SHORT EXERCISE
Output the records exactly as they appear, with no pictures included.

PROVIDED DATA

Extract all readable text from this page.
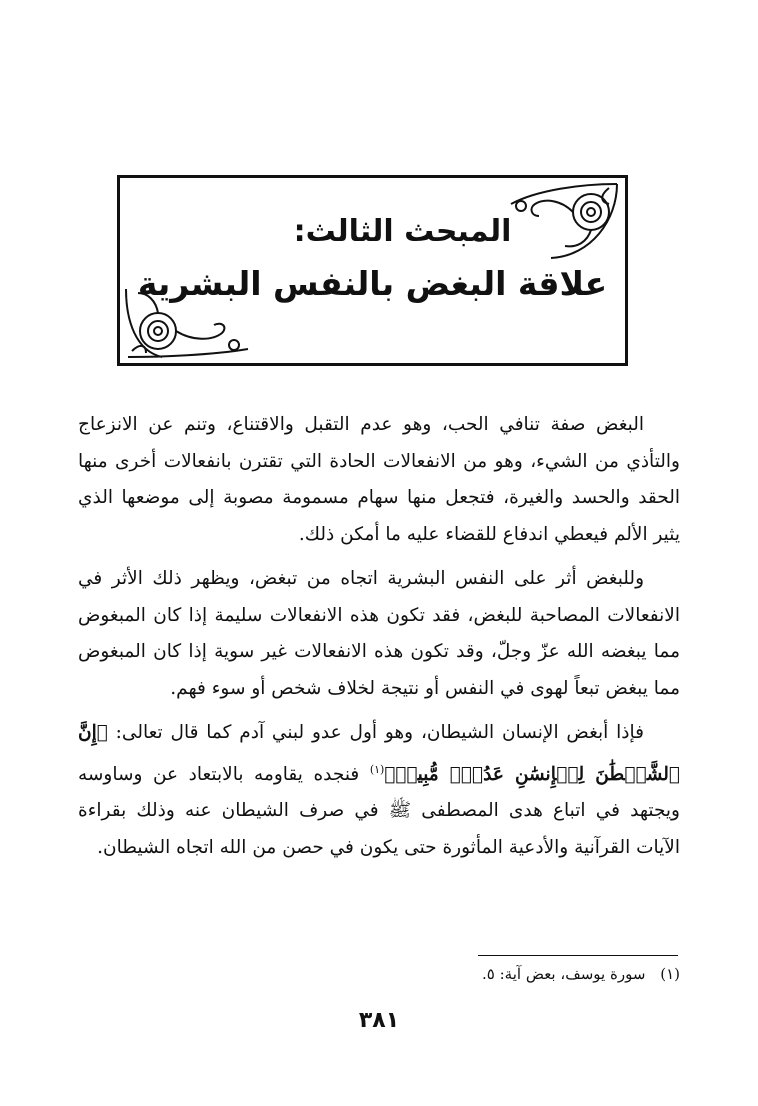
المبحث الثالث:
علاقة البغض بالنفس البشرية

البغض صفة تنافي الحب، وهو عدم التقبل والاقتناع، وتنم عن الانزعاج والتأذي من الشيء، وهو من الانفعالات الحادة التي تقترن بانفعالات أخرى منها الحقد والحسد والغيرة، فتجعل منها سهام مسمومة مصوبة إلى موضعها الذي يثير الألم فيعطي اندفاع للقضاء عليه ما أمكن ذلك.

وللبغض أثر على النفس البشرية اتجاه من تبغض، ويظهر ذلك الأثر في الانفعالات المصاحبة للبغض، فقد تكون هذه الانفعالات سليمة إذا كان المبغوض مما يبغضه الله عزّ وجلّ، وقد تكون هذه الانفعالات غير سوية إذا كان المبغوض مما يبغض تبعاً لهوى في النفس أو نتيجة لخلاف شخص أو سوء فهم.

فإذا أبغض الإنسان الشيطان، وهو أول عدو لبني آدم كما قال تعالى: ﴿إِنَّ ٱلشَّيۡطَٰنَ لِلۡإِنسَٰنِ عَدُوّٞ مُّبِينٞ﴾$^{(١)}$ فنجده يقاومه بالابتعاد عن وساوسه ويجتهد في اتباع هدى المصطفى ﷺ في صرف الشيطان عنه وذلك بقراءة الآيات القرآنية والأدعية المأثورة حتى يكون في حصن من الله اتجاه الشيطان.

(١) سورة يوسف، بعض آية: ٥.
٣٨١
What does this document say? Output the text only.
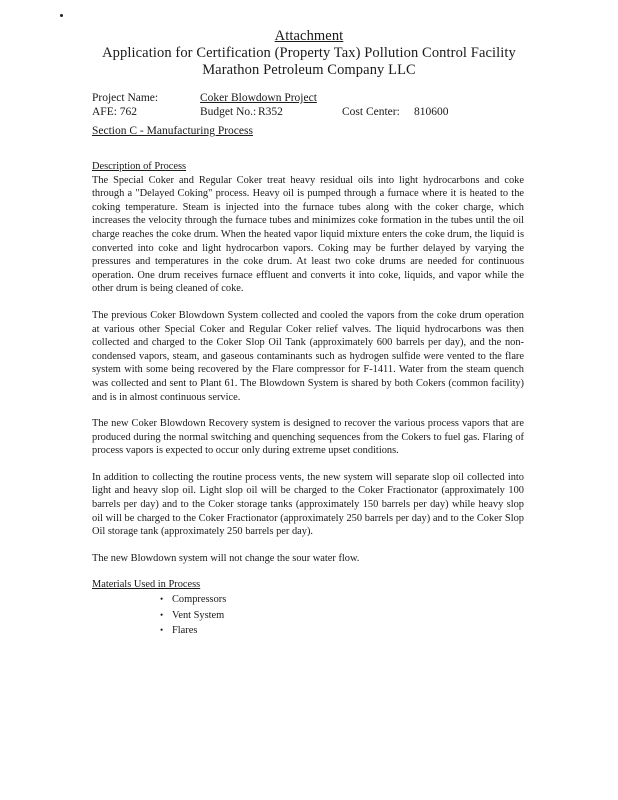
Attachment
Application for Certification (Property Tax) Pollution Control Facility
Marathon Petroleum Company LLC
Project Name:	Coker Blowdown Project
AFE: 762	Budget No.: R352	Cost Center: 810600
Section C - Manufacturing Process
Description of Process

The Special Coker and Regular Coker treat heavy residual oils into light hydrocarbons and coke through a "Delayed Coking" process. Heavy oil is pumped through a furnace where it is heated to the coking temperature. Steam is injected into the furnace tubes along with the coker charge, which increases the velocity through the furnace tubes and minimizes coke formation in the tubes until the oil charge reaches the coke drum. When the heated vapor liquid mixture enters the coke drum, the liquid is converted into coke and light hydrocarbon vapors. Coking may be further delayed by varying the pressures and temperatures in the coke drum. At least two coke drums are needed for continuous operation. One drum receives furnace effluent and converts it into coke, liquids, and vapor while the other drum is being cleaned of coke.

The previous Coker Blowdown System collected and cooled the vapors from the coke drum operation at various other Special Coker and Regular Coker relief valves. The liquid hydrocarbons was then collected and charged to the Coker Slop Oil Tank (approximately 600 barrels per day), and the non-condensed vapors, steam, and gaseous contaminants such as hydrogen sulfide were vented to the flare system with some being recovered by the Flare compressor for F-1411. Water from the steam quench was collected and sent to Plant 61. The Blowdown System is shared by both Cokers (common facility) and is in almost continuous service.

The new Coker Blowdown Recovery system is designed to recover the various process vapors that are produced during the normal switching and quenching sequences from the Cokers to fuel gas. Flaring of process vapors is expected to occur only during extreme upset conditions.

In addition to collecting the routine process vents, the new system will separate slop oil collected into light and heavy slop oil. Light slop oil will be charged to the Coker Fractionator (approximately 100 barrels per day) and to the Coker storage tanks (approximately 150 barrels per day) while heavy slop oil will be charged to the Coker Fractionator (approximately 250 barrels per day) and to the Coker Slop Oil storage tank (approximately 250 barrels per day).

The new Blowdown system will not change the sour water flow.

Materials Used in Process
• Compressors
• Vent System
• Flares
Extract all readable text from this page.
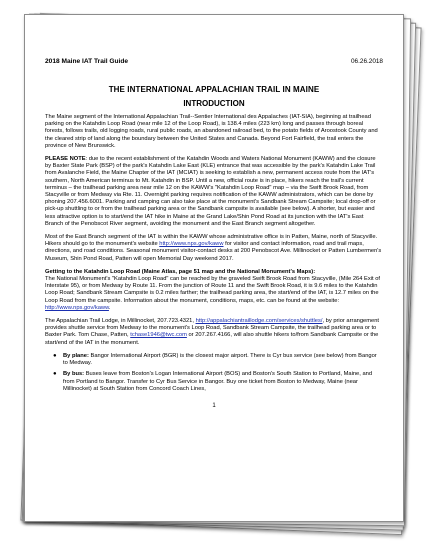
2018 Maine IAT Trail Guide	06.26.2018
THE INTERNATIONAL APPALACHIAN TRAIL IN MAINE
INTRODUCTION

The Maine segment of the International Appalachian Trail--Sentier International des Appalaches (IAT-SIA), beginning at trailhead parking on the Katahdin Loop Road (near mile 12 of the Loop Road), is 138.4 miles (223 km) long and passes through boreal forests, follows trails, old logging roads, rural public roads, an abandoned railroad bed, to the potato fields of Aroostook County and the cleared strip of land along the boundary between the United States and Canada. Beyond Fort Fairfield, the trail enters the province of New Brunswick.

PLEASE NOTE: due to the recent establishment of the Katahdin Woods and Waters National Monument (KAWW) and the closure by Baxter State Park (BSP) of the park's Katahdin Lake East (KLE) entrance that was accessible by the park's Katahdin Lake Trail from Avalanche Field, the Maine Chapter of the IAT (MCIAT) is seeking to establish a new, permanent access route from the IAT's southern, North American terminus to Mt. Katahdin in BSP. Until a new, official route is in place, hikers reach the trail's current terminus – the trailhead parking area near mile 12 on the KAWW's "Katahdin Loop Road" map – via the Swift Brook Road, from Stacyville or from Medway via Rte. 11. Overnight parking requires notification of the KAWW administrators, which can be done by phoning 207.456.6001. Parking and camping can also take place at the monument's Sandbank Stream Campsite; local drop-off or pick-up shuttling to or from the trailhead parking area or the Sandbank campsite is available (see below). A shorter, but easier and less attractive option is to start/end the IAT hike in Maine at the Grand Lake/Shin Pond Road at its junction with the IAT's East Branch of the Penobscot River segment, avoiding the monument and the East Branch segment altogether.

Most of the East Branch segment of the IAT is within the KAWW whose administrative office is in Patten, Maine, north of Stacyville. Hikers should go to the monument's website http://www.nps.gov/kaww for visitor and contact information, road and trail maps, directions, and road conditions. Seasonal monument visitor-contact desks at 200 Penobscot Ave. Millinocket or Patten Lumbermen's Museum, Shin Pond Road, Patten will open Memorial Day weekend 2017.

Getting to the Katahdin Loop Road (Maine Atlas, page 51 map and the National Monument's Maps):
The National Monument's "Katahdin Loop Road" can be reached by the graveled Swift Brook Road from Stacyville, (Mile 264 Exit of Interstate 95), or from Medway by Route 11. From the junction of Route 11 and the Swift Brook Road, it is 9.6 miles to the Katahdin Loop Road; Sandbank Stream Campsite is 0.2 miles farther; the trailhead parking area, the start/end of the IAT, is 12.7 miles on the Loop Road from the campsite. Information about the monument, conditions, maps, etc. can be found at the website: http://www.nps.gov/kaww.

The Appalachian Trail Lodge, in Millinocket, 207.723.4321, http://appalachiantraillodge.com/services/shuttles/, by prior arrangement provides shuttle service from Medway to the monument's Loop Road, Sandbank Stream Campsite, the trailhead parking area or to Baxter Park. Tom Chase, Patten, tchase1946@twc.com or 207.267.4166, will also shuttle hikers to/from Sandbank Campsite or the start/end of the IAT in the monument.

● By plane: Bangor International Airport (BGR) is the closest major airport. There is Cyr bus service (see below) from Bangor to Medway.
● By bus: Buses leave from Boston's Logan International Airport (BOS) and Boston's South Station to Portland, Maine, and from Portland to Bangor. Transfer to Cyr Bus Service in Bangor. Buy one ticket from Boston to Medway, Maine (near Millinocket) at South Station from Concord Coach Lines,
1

TASK RESPONSE
Extract all readable text from this page.
المبحث الثالث:
علاقة البغض بالنفس البشرية

البغض صفة تنافي الحب، وهو عدم التقبل والاقتناع، وتنم عن الانزعاج والتأذي من الشيء، وهو من الانفعالات الحادة التي تقترن بانفعالات أخرى منها الحقد والحسد والغيرة، فتجعل منها سهام مسمومة مصوبة إلى موضعها الذي يثير الألم فيعطي اندفاع للقضاء عليه ما أمكن ذلك.

وللبغض أثر على النفس البشرية اتجاه من تبغض، ويظهر ذلك الأثر في الانفعالات المصاحبة للبغض، فقد تكون هذه الانفعالات سليمة إذا كان المبغوض مما يبغضه الله عزّ وجلّ، وقد تكون هذه الانفعالات غير سوية إذا كان المبغوض مما يبغض تبعاً لهوى في النفس أو نتيجة لخلاف شخص أو سوء فهم.

فإذا أبغض الإنسان الشيطان، وهو أول عدو لبني آدم كما قال تعالى: ﴿إِنَّ ٱلشَّيۡطَٰنَ لِلۡإِنسَٰنِ عَدُوّٞ مُّبِينٞ﴾$^{(١)}$ فنجده يقاومه بالابتعاد عن وساوسه ويجتهد في اتباع هدى المصطفى ﷺ في صرف الشيطان عنه وذلك بقراءة الآيات القرآنية والأدعية المأثورة حتى يكون في حصن من الله اتجاه الشيطان.

(١) سورة يوسف، بعض آية: ٥.
٣٨١
What does this document say? Output the text only.
Attachment
Application for Certification (Property Tax) Pollution Control Facility
Marathon Petroleum Company LLC
Project Name:	Coker Blowdown Project
AFE: 762	Budget No.: R352	Cost Center: 810600
Section C - Manufacturing Process
Description of Process

The Special Coker and Regular Coker treat heavy residual oils into light hydrocarbons and coke through a "Delayed Coking" process. Heavy oil is pumped through a furnace where it is heated to the coking temperature. Steam is injected into the furnace tubes along with the coker charge, which increases the velocity through the furnace tubes and minimizes coke formation in the tubes until the oil charge reaches the coke drum. When the heated vapor liquid mixture enters the coke drum, the liquid is converted into coke and light hydrocarbon vapors. Coking may be further delayed by varying the pressures and temperatures in the coke drum. At least two coke drums are needed for continuous operation. One drum receives furnace effluent and converts it into coke, liquids, and vapor while the other drum is being cleaned of coke.

The previous Coker Blowdown System collected and cooled the vapors from the coke drum operation at various other Special Coker and Regular Coker relief valves. The liquid hydrocarbons was then collected and charged to the Coker Slop Oil Tank (approximately 600 barrels per day), and the non-condensed vapors, steam, and gaseous contaminants such as hydrogen sulfide were vented to the flare system with some being recovered by the Flare compressor for F-1411. Water from the steam quench was collected and sent to Plant 61. The Blowdown System is shared by both Cokers (common facility) and is in almost continuous service.

The new Coker Blowdown Recovery system is designed to recover the various process vapors that are produced during the normal switching and quenching sequences from the Cokers to fuel gas. Flaring of process vapors is expected to occur only during extreme upset conditions.

In addition to collecting the routine process vents, the new system will separate slop oil collected into light and heavy slop oil. Light slop oil will be charged to the Coker Fractionator (approximately 100 barrels per day) and to the Coker storage tanks (approximately 150 barrels per day) while heavy slop oil will be charged to the Coker Fractionator (approximately 250 barrels per day) and to the Coker Slop Oil storage tank (approximately 250 barrels per day).

The new Blowdown system will not change the sour water flow.

Materials Used in Process
• Compressors
• Vent System
• Flares
Extract all readable text from this page.
2018 Maine IAT Trail Guide	06.26.2018
THE INTERNATIONAL APPALACHIAN TRAIL IN MAINE
INTRODUCTION

The Maine segment of the International Appalachian Trail--Sentier International des Appalaches (IAT-SIA), beginning at trailhead parking on the Katahdin Loop Road (near mile 12 of the Loop Road), is 138.4 miles (223 km) long and passes through boreal forests, follows trails, old logging roads, rural public roads, an abandoned railroad bed, to the potato fields of Aroostook County and the cleared strip of land along the boundary between the United States and Canada. Beyond Fort Fairfield, the trail enters the province of New Brunswick.

PLEASE NOTE: due to the recent establishment of the Katahdin Woods and Waters National Monument (KAWW) and the closure by Baxter State Park (BSP) of the park's Katahdin Lake East (KLE) entrance that was accessible by the park's Katahdin Lake Trail from Avalanche Field, the Maine Chapter of the IAT (MCIAT) is seeking to establish a new, permanent access route from the IAT's southern, North American terminus to Mt. Katahdin in BSP. Until a new, official route is in place, hikers reach the trail's current terminus – the trailhead parking area near mile 12 on the KAWW's "Katahdin Loop Road" map – via the Swift Brook Road, from Stacyville or from Medway via Rte. 11. Overnight parking requires notification of the KAWW administrators, which can be done by phoning 207.456.6001. Parking and camping can also take place at the monument's Sandbank Stream Campsite; local drop-off or pick-up shuttling to or from the trailhead parking area or the Sandbank campsite is available (see below). A shorter, but easier and less attractive option is to start/end the IAT hike in Maine at the Grand Lake/Shin Pond Road at its junction with the IAT's East Branch of the Penobscot River segment, avoiding the monument and the East Branch segment altogether.

Most of the East Branch segment of the IAT is within the KAWW whose administrative office is in Patten, Maine, north of Stacyville. Hikers should go to the monument's website http://www.nps.gov/kaww for visitor and contact information, road and trail maps, directions, and road conditions. Seasonal monument visitor-contact desks at 200 Penobscot Ave. Millinocket or Patten Lumbermen's Museum, Shin Pond Road, Patten will open Memorial Day weekend 2017.

Getting to the Katahdin Loop Road (Maine Atlas, page 51 map and the National Monument's Maps):
The National Monument's "Katahdin Loop Road" can be reached by the graveled Swift Brook Road from Stacyville, (Mile 264 Exit of Interstate 95), or from Medway by Route 11. From the junction of Route 11 and the Swift Brook Road, it is 9.6 miles to the Katahdin Loop Road; Sandbank Stream Campsite is 0.2 miles farther; the trailhead parking area, the start/end of the IAT, is 12.7 miles on the Loop Road from the campsite. Information about the monument, conditions, maps, etc. can be found at the website: http://www.nps.gov/kaww.

The Appalachian Trail Lodge, in Millinocket, 207.723.4321, http://appalachiantraillodge.com/services/shuttles/, by prior arrangement provides shuttle service from Medway to the monument's Loop Road, Sandbank Stream Campsite, the trailhead parking area or to Baxter Park. Tom Chase, Patten, tchase1946@twc.com or 207.267.4166, will also shuttle hikers to/from Sandbank Campsite or the start/end of the IAT in the monument.

● By plane: Bangor International Airport (BGR) is the closest major airport. There is Cyr bus service (see below) from Bangor to Medway.
● By bus: Buses leave from Boston's Logan International Airport (BOS) and Boston's South Station to Portland, Maine, and from Portland to Bangor. Transfer to Cyr Bus Service in Bangor. Buy one ticket from Boston to Medway, Maine (near Millinocket) at South Station from Concord Coach Lines,
1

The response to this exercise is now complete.